* **GIVEN ENTRIES**
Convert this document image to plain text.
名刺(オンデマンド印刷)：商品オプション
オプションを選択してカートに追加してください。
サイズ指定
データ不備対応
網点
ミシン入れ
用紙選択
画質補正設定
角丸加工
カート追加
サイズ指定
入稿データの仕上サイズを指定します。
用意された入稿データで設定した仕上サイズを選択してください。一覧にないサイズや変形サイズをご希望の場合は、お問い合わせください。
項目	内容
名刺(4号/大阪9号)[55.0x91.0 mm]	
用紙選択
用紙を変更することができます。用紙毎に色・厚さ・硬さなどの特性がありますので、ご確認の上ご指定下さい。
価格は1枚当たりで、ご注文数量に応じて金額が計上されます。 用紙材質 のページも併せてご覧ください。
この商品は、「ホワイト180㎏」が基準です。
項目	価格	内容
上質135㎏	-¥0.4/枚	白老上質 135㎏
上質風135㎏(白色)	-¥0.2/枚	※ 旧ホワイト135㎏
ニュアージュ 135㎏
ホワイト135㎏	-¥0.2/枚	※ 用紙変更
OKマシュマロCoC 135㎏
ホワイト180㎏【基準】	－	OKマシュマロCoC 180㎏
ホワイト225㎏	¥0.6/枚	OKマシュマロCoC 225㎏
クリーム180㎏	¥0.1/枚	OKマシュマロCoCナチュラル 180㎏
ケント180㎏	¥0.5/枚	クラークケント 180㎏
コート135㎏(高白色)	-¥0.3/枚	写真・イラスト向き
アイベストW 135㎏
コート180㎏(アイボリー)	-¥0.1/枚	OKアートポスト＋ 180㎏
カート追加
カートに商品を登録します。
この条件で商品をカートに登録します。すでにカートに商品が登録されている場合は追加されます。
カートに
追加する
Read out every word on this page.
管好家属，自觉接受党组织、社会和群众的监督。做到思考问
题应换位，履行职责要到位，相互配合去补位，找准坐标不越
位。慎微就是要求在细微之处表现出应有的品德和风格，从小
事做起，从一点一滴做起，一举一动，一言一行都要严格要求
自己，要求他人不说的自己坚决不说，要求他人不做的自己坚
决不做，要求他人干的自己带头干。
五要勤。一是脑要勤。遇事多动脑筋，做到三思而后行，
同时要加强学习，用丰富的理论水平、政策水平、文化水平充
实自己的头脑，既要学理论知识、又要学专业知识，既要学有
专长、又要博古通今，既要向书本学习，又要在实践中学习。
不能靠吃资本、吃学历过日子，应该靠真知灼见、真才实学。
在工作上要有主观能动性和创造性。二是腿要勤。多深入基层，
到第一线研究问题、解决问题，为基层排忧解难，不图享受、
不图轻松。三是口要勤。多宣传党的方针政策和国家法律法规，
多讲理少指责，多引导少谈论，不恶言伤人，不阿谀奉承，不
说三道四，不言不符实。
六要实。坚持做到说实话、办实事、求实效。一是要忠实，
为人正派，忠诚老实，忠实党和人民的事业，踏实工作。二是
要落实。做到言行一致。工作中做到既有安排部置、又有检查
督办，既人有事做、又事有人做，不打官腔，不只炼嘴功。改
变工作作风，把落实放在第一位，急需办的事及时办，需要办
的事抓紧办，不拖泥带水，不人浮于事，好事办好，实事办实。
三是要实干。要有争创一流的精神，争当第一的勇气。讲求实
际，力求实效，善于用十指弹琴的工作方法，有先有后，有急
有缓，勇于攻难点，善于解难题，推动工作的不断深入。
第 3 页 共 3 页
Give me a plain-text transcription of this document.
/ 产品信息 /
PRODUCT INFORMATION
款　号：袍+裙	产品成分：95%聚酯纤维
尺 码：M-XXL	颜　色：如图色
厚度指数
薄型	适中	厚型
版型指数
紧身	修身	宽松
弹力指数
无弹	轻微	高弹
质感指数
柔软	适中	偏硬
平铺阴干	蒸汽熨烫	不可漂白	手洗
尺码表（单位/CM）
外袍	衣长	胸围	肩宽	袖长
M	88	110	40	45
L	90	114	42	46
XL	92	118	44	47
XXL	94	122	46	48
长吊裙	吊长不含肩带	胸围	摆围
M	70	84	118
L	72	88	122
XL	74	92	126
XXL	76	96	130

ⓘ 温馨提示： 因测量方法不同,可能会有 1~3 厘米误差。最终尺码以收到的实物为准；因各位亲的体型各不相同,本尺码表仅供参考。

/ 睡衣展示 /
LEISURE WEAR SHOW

* **PROBLEM DESCRIPTION**
Repeat exactly the lines above from the line that contains "Give me a plain-text" through the end. Include both of these ends; leave out everything else.

* **TASK RESULT**
Give me a plain-text transcription of this document.
/ 产品信息 /
PRODUCT INFORMATION
款　号：袍+裙	产品成分：95%聚酯纤维
尺 码：M-XXL	颜　色：如图色
厚度指数
薄型	适中	厚型
版型指数
紧身	修身	宽松
弹力指数
无弹	轻微	高弹
质感指数
柔软	适中	偏硬
平铺阴干	蒸汽熨烫	不可漂白	手洗
尺码表（单位/CM）
外袍	衣长	胸围	肩宽	袖长
M	88	110	40	45
L	90	114	42	46
XL	92	118	44	47
XXL	94	122	46	48
长吊裙	吊长不含肩带	胸围	摆围
M	70	84	118
L	72	88	122
XL	74	92	126
XXL	76	96	130

ⓘ 温馨提示： 因测量方法不同,可能会有 1~3 厘米误差。最终尺码以收到的实物为准；因各位亲的体型各不相同,本尺码表仅供参考。

/ 睡衣展示 /
LEISURE WEAR SHOW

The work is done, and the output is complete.